● **Entries provided**
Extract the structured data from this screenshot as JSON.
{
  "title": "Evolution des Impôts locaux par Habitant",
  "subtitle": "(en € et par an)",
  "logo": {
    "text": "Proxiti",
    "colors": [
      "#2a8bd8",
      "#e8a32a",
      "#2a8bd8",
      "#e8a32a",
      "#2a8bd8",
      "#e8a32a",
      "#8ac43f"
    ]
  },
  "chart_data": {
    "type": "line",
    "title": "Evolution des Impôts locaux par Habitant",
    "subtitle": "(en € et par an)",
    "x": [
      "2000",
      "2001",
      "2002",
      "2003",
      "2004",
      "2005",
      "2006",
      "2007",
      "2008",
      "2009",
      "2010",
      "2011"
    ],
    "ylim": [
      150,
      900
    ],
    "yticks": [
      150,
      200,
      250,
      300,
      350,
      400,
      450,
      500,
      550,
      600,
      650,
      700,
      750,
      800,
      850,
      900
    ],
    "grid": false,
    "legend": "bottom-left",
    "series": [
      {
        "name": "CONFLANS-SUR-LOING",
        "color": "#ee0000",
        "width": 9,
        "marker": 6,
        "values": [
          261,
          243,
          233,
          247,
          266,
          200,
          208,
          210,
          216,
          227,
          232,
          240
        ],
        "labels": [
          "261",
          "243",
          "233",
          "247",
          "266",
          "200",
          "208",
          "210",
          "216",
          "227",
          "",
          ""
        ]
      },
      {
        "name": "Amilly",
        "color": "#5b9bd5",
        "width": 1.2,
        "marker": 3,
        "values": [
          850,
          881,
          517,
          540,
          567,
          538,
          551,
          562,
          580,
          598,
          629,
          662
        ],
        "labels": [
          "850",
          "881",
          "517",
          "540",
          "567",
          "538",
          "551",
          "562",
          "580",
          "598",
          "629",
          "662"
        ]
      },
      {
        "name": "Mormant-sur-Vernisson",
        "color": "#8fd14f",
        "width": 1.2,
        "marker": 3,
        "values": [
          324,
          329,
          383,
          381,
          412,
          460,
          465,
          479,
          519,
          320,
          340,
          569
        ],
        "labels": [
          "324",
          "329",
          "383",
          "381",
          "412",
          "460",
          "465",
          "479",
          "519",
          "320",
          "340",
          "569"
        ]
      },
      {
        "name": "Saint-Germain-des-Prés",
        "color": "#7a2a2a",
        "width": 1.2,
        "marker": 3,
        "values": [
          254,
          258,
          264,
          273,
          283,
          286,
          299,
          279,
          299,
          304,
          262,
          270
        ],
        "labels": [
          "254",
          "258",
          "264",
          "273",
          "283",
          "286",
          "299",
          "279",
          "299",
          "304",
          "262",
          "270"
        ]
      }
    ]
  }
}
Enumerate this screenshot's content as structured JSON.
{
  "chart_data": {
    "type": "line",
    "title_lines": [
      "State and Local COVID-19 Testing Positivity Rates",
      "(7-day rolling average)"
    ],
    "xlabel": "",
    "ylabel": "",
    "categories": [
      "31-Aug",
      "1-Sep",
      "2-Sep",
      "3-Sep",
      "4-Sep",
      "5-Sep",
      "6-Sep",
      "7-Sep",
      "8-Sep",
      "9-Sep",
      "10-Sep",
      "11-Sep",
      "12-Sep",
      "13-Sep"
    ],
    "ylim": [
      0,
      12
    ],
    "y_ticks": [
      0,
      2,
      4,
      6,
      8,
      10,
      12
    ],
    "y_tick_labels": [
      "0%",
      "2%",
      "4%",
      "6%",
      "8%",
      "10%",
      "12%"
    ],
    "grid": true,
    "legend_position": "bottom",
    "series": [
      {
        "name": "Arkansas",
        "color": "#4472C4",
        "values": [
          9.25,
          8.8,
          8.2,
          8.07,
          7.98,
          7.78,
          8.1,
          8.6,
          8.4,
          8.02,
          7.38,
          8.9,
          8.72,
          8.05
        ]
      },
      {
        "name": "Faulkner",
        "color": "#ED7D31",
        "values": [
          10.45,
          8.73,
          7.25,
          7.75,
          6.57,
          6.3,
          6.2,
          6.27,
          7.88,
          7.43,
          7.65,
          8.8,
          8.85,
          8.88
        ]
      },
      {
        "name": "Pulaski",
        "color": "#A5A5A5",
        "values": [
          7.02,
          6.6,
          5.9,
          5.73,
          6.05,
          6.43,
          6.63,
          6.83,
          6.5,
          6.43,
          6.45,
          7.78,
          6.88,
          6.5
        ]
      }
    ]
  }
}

● **What you need to do**
Retype every record above exactly as written.

● **Solution**
Extract the structured data from this screenshot as JSON.
{
  "title": "Evolution des Impôts locaux par Habitant",
  "subtitle": "(en € et par an)",
  "logo": {
    "text": "Proxiti",
    "colors": [
      "#2a8bd8",
      "#e8a32a",
      "#2a8bd8",
      "#e8a32a",
      "#2a8bd8",
      "#e8a32a",
      "#8ac43f"
    ]
  },
  "chart_data": {
    "type": "line",
    "title": "Evolution des Impôts locaux par Habitant",
    "subtitle": "(en € et par an)",
    "x": [
      "2000",
      "2001",
      "2002",
      "2003",
      "2004",
      "2005",
      "2006",
      "2007",
      "2008",
      "2009",
      "2010",
      "2011"
    ],
    "ylim": [
      150,
      900
    ],
    "yticks": [
      150,
      200,
      250,
      300,
      350,
      400,
      450,
      500,
      550,
      600,
      650,
      700,
      750,
      800,
      850,
      900
    ],
    "grid": false,
    "legend": "bottom-left",
    "series": [
      {
        "name": "CONFLANS-SUR-LOING",
        "color": "#ee0000",
        "width": 9,
        "marker": 6,
        "values": [
          261,
          243,
          233,
          247,
          266,
          200,
          208,
          210,
          216,
          227,
          232,
          240
        ],
        "labels": [
          "261",
          "243",
          "233",
          "247",
          "266",
          "200",
          "208",
          "210",
          "216",
          "227",
          "",
          ""
        ]
      },
      {
        "name": "Amilly",
        "color": "#5b9bd5",
        "width": 1.2,
        "marker": 3,
        "values": [
          850,
          881,
          517,
          540,
          567,
          538,
          551,
          562,
          580,
          598,
          629,
          662
        ],
        "labels": [
          "850",
          "881",
          "517",
          "540",
          "567",
          "538",
          "551",
          "562",
          "580",
          "598",
          "629",
          "662"
        ]
      },
      {
        "name": "Mormant-sur-Vernisson",
        "color": "#8fd14f",
        "width": 1.2,
        "marker": 3,
        "values": [
          324,
          329,
          383,
          381,
          412,
          460,
          465,
          479,
          519,
          320,
          340,
          569
        ],
        "labels": [
          "324",
          "329",
          "383",
          "381",
          "412",
          "460",
          "465",
          "479",
          "519",
          "320",
          "340",
          "569"
        ]
      },
      {
        "name": "Saint-Germain-des-Prés",
        "color": "#7a2a2a",
        "width": 1.2,
        "marker": 3,
        "values": [
          254,
          258,
          264,
          273,
          283,
          286,
          299,
          279,
          299,
          304,
          262,
          270
        ],
        "labels": [
          "254",
          "258",
          "264",
          "273",
          "283",
          "286",
          "299",
          "279",
          "299",
          "304",
          "262",
          "270"
        ]
      }
    ]
  }
}
Enumerate this screenshot's content as structured JSON.
{
  "chart_data": {
    "type": "line",
    "title_lines": [
      "State and Local COVID-19 Testing Positivity Rates",
      "(7-day rolling average)"
    ],
    "xlabel": "",
    "ylabel": "",
    "categories": [
      "31-Aug",
      "1-Sep",
      "2-Sep",
      "3-Sep",
      "4-Sep",
      "5-Sep",
      "6-Sep",
      "7-Sep",
      "8-Sep",
      "9-Sep",
      "10-Sep",
      "11-Sep",
      "12-Sep",
      "13-Sep"
    ],
    "ylim": [
      0,
      12
    ],
    "y_ticks": [
      0,
      2,
      4,
      6,
      8,
      10,
      12
    ],
    "y_tick_labels": [
      "0%",
      "2%",
      "4%",
      "6%",
      "8%",
      "10%",
      "12%"
    ],
    "grid": true,
    "legend_position": "bottom",
    "series": [
      {
        "name": "Arkansas",
        "color": "#4472C4",
        "values": [
          9.25,
          8.8,
          8.2,
          8.07,
          7.98,
          7.78,
          8.1,
          8.6,
          8.4,
          8.02,
          7.38,
          8.9,
          8.72,
          8.05
        ]
      },
      {
        "name": "Faulkner",
        "color": "#ED7D31",
        "values": [
          10.45,
          8.73,
          7.25,
          7.75,
          6.57,
          6.3,
          6.2,
          6.27,
          7.88,
          7.43,
          7.65,
          8.8,
          8.85,
          8.88
        ]
      },
      {
        "name": "Pulaski",
        "color": "#A5A5A5",
        "values": [
          7.02,
          6.6,
          5.9,
          5.73,
          6.05,
          6.43,
          6.63,
          6.83,
          6.5,
          6.43,
          6.45,
          7.78,
          6.88,
          6.5
        ]
      }
    ]
  }
}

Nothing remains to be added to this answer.